— Begin PASSAGE GIVEN —

Section 391, subdivision (b)(1), describes a vexatious litigant as one who: "In the immediately preceding seven-year period has commenced, prosecuted, or maintained in propria persona at least five litigations other than in a small claims court that have been (i) finally determined adversely to the person or (ii) unjustifiably permitted to remain pending at least two years without having been brought to trial or hearing." Respondents contend the requirements of subdivision (b)(1) are satisfied by the following five lawsuits: (1) Holcomb v. City of Compton (Super.Ct. L.A. County, 2002, No. 00C02972); (2) Holcomb v. National Association of Securities Dealers (Super.Ct. Orange County, 2002, No. 02CC04684 ( NASD)); (3) Holcomb v. First Republic Group (U.S. Dist. Ct., C.D.Cal., 2001, No. SACV01-597-AHS(ANx) ( First Republic)); (4) Holcomb v. Joe MacPherson Ford, Inc. (Super.Ct. Orange County, 1998, No. 699078 ( MacPherson I)); (5) Joe MacPherson Ford, Inc. v. Holcomb (Mun. Ct., Orange County, 1998, No. 297855 ( MacPherson II)).

— End PASSAGE GIVEN —

(REQUEST A)
Sum up the passage on vexatious litigants in two sentences.
The text and the listing have nothing to do with each other.

— Begin SUPPLIED MATERIAL —

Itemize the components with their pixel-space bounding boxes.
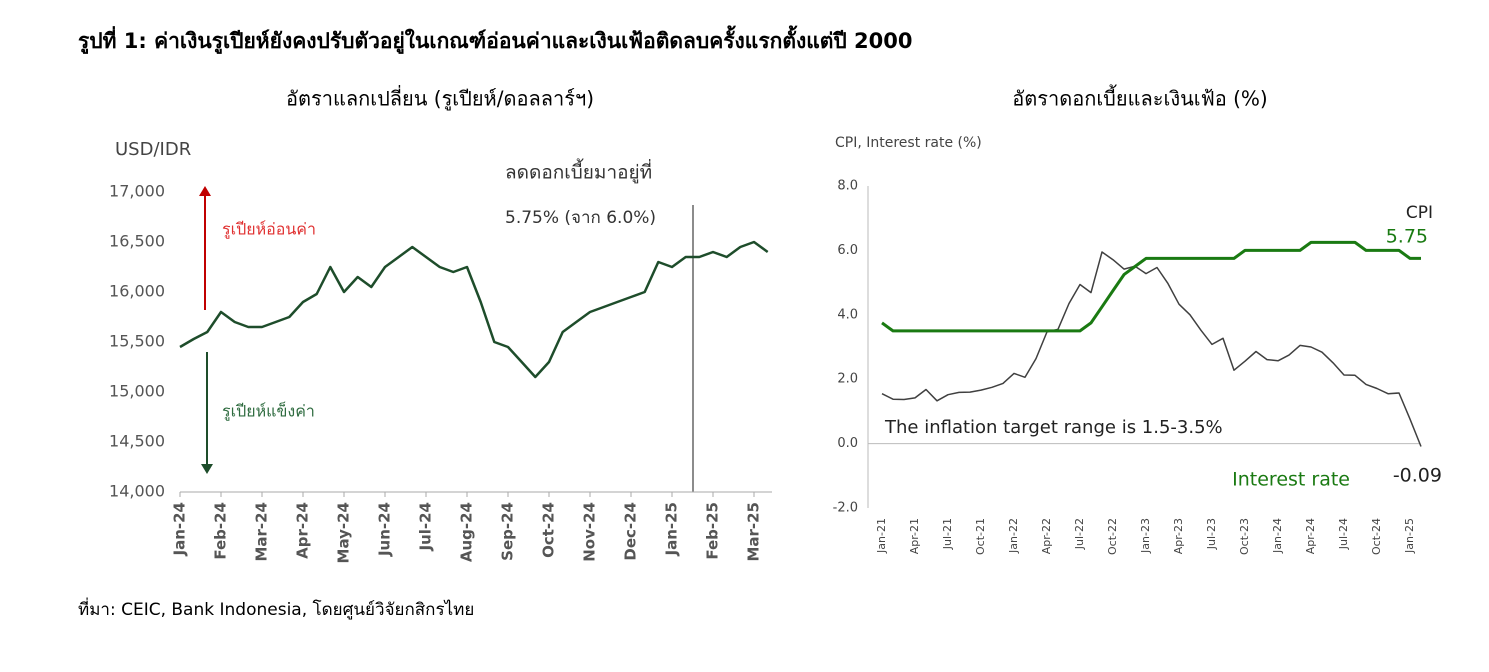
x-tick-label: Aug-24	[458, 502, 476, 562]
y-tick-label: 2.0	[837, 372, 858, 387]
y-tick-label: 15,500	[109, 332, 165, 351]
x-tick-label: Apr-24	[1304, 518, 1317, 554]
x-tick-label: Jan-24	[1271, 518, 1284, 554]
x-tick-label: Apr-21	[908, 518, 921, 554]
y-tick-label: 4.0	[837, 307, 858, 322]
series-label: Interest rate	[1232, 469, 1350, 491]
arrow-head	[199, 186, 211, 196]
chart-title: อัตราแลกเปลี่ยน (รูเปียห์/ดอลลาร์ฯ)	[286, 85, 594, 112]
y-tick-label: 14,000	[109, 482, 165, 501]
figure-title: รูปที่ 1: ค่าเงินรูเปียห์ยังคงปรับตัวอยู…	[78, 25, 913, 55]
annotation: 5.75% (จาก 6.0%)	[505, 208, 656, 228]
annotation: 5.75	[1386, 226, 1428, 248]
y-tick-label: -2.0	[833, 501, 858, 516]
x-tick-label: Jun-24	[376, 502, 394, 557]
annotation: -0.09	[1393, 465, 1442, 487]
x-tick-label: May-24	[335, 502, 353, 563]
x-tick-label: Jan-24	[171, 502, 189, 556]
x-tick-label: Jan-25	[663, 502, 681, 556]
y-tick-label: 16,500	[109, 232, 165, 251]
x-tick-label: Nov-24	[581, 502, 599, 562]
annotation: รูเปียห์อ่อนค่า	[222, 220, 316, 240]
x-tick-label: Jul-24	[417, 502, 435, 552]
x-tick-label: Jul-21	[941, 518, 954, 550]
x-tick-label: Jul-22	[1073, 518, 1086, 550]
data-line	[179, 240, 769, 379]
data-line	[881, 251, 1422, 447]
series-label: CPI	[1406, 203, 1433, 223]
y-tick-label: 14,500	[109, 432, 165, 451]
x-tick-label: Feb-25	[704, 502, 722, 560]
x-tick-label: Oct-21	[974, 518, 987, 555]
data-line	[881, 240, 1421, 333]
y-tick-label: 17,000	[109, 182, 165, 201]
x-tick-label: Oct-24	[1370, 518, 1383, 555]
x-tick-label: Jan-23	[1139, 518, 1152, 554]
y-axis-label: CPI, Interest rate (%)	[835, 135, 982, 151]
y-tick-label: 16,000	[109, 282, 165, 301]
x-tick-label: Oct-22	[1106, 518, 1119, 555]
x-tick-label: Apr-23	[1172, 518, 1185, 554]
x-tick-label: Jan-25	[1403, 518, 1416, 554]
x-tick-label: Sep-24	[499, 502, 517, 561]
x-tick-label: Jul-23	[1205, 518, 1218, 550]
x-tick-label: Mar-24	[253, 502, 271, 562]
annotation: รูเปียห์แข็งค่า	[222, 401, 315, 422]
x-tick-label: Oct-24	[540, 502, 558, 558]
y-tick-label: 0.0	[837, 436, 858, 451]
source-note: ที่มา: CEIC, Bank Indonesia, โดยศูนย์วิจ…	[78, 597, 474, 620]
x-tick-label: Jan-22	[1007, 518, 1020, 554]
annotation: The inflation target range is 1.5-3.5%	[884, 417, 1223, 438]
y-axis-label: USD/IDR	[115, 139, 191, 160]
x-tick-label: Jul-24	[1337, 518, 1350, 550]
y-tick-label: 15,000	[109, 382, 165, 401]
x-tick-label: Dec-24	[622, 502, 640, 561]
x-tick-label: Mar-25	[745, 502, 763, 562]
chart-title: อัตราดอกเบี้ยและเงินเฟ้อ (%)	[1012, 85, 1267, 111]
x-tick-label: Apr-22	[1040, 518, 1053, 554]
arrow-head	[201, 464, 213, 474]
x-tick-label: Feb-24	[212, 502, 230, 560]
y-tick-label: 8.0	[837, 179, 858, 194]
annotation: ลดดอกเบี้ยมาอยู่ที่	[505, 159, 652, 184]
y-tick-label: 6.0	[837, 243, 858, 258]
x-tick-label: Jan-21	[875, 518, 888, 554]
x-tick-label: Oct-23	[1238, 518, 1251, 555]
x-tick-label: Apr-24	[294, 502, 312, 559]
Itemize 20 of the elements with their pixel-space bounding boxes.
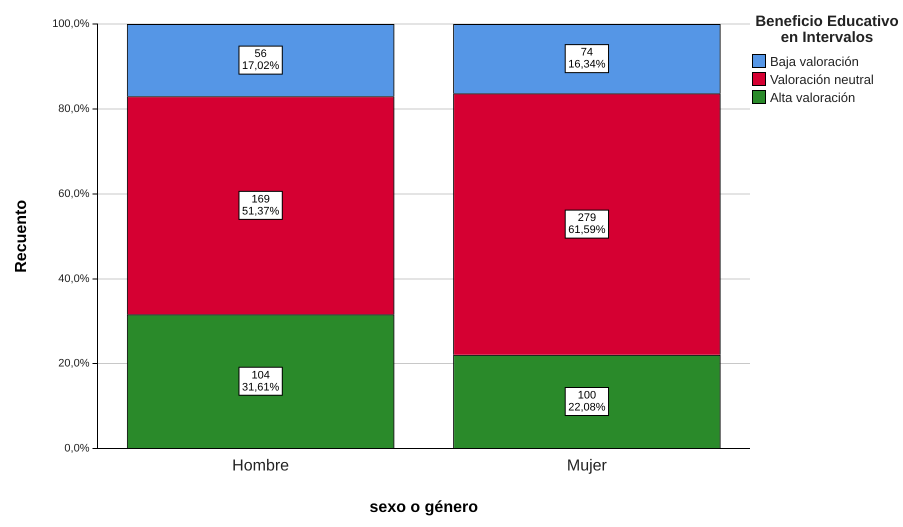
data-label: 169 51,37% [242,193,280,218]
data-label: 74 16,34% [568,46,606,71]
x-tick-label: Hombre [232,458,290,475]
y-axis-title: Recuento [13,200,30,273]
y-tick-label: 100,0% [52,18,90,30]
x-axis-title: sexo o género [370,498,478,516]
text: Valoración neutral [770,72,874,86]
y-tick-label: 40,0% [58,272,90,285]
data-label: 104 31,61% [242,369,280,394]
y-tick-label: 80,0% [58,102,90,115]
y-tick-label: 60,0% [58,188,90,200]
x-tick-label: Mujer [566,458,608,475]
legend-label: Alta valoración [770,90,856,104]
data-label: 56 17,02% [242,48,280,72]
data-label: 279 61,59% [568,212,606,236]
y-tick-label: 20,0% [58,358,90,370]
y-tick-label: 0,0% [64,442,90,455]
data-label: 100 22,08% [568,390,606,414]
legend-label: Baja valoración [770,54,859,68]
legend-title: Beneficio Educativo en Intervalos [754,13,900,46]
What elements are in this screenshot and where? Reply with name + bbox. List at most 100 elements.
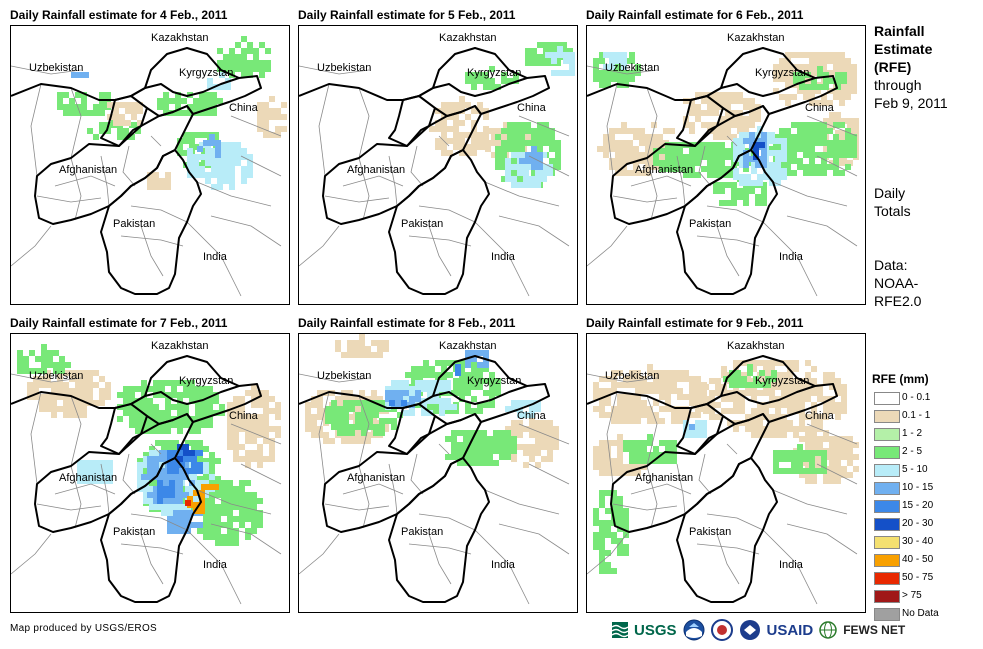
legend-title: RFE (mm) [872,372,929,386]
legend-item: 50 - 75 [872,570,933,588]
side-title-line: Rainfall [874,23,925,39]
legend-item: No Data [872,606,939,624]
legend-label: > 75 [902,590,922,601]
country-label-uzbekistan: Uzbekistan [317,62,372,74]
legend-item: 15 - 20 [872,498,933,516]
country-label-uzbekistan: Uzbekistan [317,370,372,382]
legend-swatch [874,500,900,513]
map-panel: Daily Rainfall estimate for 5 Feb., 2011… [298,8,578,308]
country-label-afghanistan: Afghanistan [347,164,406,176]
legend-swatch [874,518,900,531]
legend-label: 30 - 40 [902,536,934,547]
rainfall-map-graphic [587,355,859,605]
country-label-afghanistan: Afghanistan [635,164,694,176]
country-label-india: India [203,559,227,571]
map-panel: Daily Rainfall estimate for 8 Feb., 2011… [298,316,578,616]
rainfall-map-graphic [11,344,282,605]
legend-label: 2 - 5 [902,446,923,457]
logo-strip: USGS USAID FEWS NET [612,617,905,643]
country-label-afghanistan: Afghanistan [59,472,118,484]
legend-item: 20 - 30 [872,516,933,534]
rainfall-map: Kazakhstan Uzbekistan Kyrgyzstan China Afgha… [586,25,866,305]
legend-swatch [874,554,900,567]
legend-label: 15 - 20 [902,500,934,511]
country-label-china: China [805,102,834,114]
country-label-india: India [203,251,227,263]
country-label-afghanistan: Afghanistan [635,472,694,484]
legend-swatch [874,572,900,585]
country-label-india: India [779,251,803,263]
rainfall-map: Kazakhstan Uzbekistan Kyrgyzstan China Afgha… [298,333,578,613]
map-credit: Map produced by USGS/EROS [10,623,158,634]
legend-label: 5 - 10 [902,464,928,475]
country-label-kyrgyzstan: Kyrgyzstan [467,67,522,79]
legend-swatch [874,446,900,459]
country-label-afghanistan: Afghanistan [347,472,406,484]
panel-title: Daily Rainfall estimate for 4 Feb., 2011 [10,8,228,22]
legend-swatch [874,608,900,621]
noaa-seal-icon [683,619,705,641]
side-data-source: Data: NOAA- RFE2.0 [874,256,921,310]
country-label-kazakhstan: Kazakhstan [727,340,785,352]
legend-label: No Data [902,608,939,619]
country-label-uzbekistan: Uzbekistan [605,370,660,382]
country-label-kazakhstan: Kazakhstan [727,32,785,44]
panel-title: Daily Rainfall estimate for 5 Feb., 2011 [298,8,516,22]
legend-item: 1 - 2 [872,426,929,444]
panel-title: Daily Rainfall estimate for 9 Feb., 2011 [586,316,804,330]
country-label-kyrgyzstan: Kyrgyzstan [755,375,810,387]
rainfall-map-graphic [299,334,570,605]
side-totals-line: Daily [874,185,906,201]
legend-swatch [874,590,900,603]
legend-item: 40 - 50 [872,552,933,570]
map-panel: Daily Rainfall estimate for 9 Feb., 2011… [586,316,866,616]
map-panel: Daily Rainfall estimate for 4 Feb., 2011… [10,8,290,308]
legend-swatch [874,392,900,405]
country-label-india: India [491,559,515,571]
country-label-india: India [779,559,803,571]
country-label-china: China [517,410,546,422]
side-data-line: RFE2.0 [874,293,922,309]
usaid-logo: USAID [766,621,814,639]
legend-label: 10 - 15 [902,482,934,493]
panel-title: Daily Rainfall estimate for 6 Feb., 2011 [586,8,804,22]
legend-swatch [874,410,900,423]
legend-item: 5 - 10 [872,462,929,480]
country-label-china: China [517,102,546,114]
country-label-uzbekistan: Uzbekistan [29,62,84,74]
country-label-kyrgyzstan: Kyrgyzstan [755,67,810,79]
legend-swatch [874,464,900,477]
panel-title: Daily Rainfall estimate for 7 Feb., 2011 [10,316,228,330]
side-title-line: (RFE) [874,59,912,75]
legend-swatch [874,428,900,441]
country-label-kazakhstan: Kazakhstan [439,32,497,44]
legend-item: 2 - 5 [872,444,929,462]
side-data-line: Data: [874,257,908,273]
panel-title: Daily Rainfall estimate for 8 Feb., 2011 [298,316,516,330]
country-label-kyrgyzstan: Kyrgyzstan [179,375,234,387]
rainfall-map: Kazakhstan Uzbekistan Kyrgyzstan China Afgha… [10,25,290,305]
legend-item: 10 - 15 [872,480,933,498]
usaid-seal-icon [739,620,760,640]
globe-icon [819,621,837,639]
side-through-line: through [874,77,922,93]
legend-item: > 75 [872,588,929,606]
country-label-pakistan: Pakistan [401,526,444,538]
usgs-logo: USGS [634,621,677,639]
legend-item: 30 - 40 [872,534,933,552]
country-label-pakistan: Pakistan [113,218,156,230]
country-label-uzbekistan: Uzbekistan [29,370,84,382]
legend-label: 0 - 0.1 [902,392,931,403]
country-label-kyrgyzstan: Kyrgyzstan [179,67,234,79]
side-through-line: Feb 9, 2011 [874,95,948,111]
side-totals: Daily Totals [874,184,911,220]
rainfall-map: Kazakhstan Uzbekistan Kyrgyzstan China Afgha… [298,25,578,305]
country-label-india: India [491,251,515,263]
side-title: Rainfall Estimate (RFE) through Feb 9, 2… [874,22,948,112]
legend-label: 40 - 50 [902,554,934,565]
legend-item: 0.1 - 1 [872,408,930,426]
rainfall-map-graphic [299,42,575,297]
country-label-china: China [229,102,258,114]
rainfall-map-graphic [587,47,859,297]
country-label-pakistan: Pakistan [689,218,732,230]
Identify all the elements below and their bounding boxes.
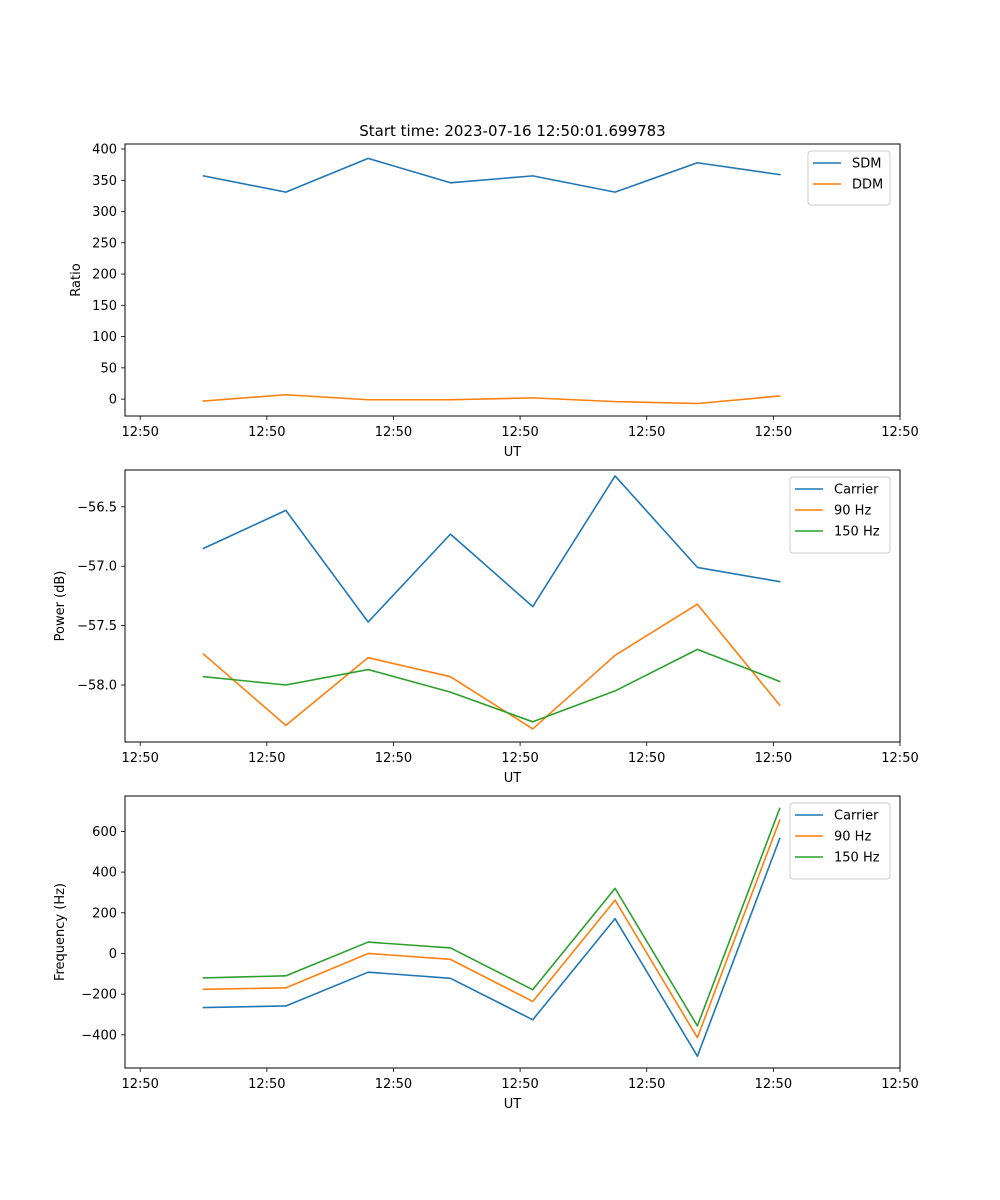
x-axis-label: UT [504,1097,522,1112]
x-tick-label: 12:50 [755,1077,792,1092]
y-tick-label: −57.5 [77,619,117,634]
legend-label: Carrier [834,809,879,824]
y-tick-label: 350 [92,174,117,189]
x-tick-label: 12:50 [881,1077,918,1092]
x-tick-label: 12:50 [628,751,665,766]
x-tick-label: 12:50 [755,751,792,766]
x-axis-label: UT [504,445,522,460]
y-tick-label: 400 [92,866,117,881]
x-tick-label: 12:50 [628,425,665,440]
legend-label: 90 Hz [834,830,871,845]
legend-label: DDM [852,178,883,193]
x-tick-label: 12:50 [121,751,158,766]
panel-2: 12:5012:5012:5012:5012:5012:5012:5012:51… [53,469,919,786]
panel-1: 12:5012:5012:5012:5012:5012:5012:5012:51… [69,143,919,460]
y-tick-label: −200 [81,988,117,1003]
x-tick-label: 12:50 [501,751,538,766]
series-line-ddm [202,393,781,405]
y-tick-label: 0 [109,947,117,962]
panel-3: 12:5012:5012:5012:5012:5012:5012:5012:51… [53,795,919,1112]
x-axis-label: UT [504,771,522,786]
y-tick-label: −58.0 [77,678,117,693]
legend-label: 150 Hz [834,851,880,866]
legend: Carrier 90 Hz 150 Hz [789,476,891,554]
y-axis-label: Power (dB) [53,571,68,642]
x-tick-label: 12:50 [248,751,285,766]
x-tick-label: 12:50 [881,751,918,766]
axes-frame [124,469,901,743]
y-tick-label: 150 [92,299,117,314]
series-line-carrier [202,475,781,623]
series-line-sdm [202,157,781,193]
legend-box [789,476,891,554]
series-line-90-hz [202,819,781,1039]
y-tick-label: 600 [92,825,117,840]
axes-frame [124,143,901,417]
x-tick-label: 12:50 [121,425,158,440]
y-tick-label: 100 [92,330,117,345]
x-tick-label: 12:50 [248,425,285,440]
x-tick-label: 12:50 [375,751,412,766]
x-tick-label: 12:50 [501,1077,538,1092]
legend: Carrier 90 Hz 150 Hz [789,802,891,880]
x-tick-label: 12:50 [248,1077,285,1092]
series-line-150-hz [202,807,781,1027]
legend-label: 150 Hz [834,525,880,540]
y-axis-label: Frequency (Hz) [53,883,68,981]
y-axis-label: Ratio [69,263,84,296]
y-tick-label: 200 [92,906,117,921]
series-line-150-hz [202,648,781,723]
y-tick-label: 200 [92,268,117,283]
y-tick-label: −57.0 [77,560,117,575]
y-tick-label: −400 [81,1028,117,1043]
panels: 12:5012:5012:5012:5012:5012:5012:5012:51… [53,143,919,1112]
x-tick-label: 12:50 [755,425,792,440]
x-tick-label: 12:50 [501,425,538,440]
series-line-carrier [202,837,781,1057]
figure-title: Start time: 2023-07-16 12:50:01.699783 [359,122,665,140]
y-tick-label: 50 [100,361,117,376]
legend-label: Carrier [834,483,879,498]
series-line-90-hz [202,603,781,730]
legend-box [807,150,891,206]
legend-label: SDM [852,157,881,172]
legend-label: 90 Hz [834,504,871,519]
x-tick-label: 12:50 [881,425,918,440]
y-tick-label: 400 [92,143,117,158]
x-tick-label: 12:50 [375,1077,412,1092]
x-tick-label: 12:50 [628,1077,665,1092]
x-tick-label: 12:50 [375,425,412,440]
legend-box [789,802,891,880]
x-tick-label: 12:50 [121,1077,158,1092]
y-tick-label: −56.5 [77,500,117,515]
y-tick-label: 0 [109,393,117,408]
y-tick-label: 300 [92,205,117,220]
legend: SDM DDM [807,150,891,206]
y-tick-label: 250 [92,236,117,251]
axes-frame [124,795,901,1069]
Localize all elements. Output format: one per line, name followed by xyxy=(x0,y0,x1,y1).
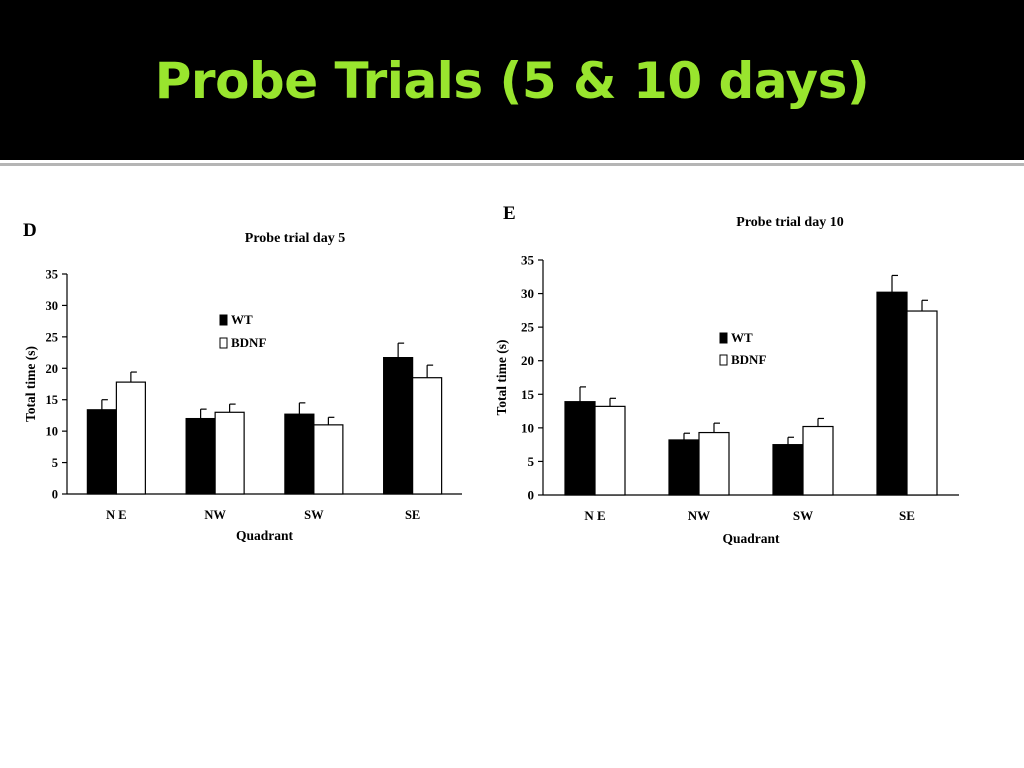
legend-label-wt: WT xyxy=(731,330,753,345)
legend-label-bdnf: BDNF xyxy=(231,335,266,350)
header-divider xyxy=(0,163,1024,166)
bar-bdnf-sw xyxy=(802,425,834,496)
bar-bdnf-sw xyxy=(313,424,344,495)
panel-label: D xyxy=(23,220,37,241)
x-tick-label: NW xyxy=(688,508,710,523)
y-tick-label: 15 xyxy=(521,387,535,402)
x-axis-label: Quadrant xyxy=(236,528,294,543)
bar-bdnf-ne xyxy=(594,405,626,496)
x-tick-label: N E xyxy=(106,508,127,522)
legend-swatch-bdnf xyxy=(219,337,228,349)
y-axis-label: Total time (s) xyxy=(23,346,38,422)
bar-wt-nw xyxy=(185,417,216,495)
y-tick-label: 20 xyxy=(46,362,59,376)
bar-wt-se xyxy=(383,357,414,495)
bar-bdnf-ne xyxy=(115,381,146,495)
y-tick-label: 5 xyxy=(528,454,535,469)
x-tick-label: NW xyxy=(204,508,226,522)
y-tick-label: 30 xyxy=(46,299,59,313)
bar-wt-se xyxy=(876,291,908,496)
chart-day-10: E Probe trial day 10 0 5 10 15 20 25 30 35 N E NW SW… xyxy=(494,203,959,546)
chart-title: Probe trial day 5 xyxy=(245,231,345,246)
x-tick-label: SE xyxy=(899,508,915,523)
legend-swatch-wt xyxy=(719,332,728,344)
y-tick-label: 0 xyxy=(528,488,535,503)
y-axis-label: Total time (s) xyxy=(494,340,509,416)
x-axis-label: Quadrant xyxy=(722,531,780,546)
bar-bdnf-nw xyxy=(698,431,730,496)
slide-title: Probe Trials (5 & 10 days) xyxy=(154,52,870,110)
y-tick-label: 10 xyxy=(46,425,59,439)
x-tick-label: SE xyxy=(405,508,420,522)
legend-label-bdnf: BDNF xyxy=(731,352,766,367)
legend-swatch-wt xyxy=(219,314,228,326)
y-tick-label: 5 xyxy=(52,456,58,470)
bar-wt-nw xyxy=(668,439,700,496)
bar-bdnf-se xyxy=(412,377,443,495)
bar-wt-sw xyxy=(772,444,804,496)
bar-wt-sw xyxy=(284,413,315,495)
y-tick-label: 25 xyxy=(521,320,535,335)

— End SUPPLIED MATERIAL —

(REQUEST B)
In the listing, print the lines starting at the one that contains "502, 476, 562]" and ending at the one that contains "518, 1086, 550]", with both of those lines included.

(TASK RESULT A)
Section 391, subdivision (b)(1), defines a vexatious litigant as someone who, in the previous seven years, has started, pursued, or kept up on their own at least five non-small-claims lawsuits that were either finally decided against them or left pending for at least two years without a trial or hearing. Respondents argue that five named lawsuits involving Holcomb meet this standard.

(TASK RESULT B)
x-tick-label: Aug-24	[458, 502, 476, 562]
y-tick-label: 2.0	[837, 372, 858, 387]
y-tick-label: 15,500	[109, 332, 165, 351]
x-tick-label: Apr-24	[1304, 518, 1317, 554]
x-tick-label: Jan-24	[1271, 518, 1284, 554]
x-tick-label: Apr-21	[908, 518, 921, 554]
y-tick-label: 4.0	[837, 307, 858, 322]
series-label: Interest rate	[1232, 469, 1350, 491]
arrow-head	[199, 186, 211, 196]
chart-title: อัตราแลกเปลี่ยน (รูเปียห์/ดอลลาร์ฯ)	[286, 85, 594, 112]
y-tick-label: 14,000	[109, 482, 165, 501]
figure-title: รูปที่ 1: ค่าเงินรูเปียห์ยังคงปรับตัวอยู…	[78, 25, 913, 55]
annotation: 5.75% (จาก 6.0%)	[505, 208, 656, 228]
annotation: 5.75	[1386, 226, 1428, 248]
y-tick-label: -2.0	[833, 501, 858, 516]
x-tick-label: Jun-24	[376, 502, 394, 557]
annotation: -0.09	[1393, 465, 1442, 487]
x-tick-label: May-24	[335, 502, 353, 563]
x-tick-label: Jan-24	[171, 502, 189, 556]
x-tick-label: Jan-25	[663, 502, 681, 556]
y-tick-label: 16,500	[109, 232, 165, 251]
x-tick-label: Nov-24	[581, 502, 599, 562]
annotation: รูเปียห์อ่อนค่า	[222, 220, 316, 240]
x-tick-label: Jul-24	[417, 502, 435, 552]
x-tick-label: Jul-21	[941, 518, 954, 550]
x-tick-label: Jul-22	[1073, 518, 1086, 550]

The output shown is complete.